Exclude the pictures, then repeat the remaining data exactly.

____________

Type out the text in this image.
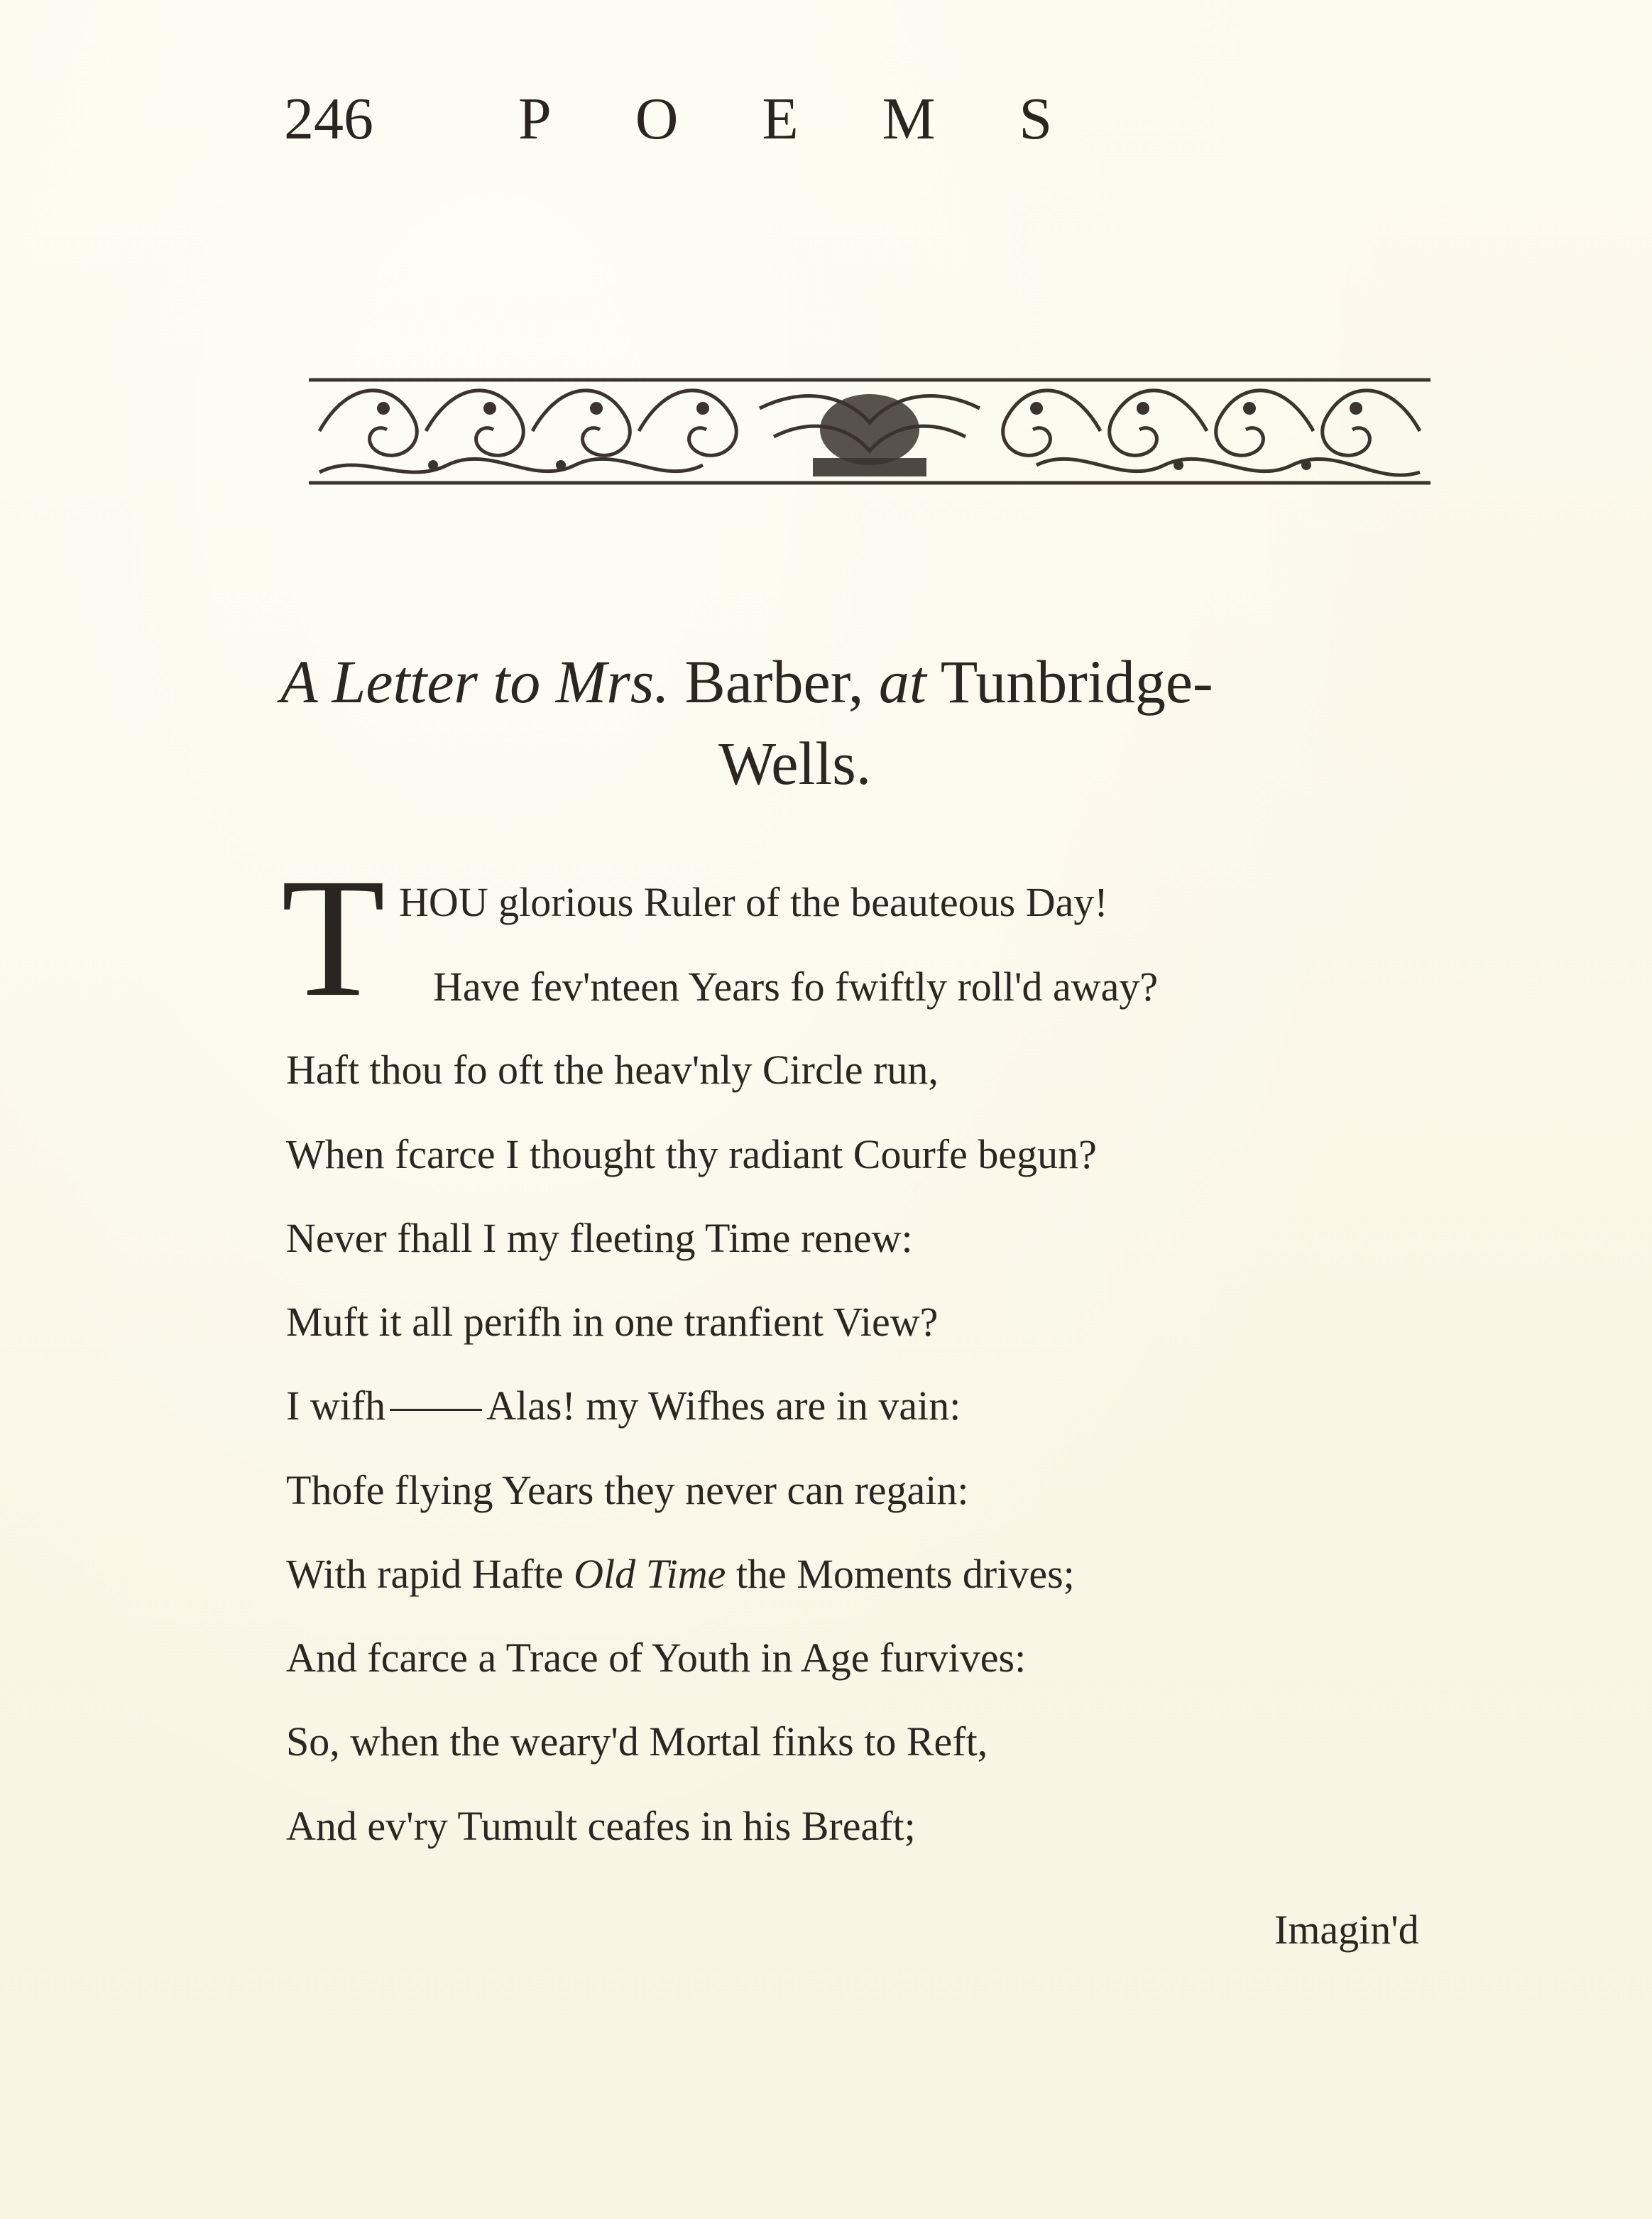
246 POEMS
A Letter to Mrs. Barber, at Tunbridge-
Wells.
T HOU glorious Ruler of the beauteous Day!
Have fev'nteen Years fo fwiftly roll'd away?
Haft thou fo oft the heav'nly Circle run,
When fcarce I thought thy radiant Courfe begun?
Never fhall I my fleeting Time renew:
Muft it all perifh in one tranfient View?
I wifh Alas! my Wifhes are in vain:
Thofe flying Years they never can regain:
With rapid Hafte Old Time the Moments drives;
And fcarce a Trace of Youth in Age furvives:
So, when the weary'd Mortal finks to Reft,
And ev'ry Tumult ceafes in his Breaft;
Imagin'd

____________

TASK RESULT:
Type out the text in this image.
246 POEMS
A Letter to Mrs. Barber, at Tunbridge-
Wells.
T HOU glorious Ruler of the beauteous Day!
Have fev'nteen Years fo fwiftly roll'd away?
Haft thou fo oft the heav'nly Circle run,
When fcarce I thought thy radiant Courfe begun?
Never fhall I my fleeting Time renew:
Muft it all perifh in one tranfient View?
I wifh Alas! my Wifhes are in vain:
Thofe flying Years they never can regain:
With rapid Hafte Old Time the Moments drives;
And fcarce a Trace of Youth in Age furvives:
So, when the weary'd Mortal finks to Reft,
And ev'ry Tumult ceafes in his Breaft;
Imagin'd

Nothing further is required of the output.